Set task :: Provide an exact copy of the data, excluding the images.
+-------+
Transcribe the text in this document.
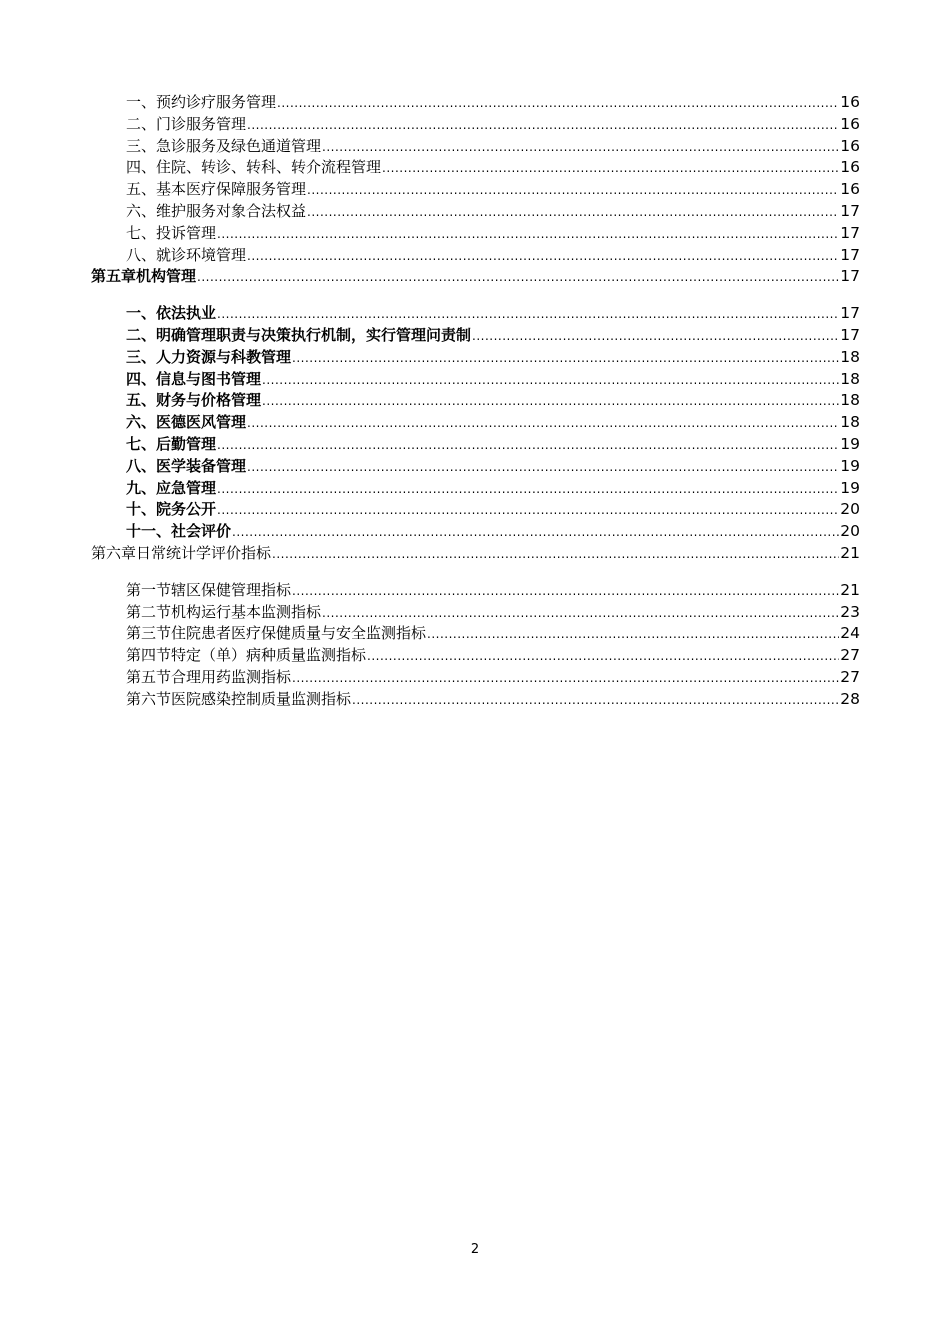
一、预约诊疗服务管理 .....	16
二、门诊服务管理 .....	16
三、急诊服务及绿色通道管理 .....	16
四、住院、转诊、转科、转介流程管理 .....	16
五、基本医疗保障服务管理 .....	16
六、维护服务对象合法权益 .....	17
七、投诉管理 .....	17
八、就诊环境管理 .....	17
第五章机构管理 .....	17
一、依法执业 .....	17
二、明确管理职责与决策执行机制，实行管理问责制 .....	17
三、人力资源与科教管理 .....	18
四、信息与图书管理 .....	18
五、财务与价格管理 .....	18
六、医德医风管理 .....	18
七、后勤管理 .....	19
八、医学装备管理 .....	19
九、应急管理 .....	19
十、院务公开 .....	20
十一、社会评价 .....	20
第六章日常统计学评价指标 .....	21
第一节辖区保健管理指标 .....	21
第二节机构运行基本监测指标 .....	23
第三节住院患者医疗保健质量与安全监测指标 .....	24
第四节特定（单）病种质量监测指标 .....	27
第五节合理用药监测指标 .....	27
第六节医院感染控制质量监测指标 .....	28
2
+-------+
Problem solution ::
Transcribe the text in this document.
一、预约诊疗服务管理 .....	16
二、门诊服务管理 .....	16
三、急诊服务及绿色通道管理 .....	16
四、住院、转诊、转科、转介流程管理 .....	16
五、基本医疗保障服务管理 .....	16
六、维护服务对象合法权益 .....	17
七、投诉管理 .....	17
八、就诊环境管理 .....	17
第五章机构管理 .....	17
一、依法执业 .....	17
二、明确管理职责与决策执行机制，实行管理问责制 .....	17
三、人力资源与科教管理 .....	18
四、信息与图书管理 .....	18
五、财务与价格管理 .....	18
六、医德医风管理 .....	18
七、后勤管理 .....	19
八、医学装备管理 .....	19
九、应急管理 .....	19
十、院务公开 .....	20
十一、社会评价 .....	20
第六章日常统计学评价指标 .....	21
第一节辖区保健管理指标 .....	21
第二节机构运行基本监测指标 .....	23
第三节住院患者医疗保健质量与安全监测指标 .....	24
第四节特定（单）病种质量监测指标 .....	27
第五节合理用药监测指标 .....	27
第六节医院感染控制质量监测指标 .....	28
2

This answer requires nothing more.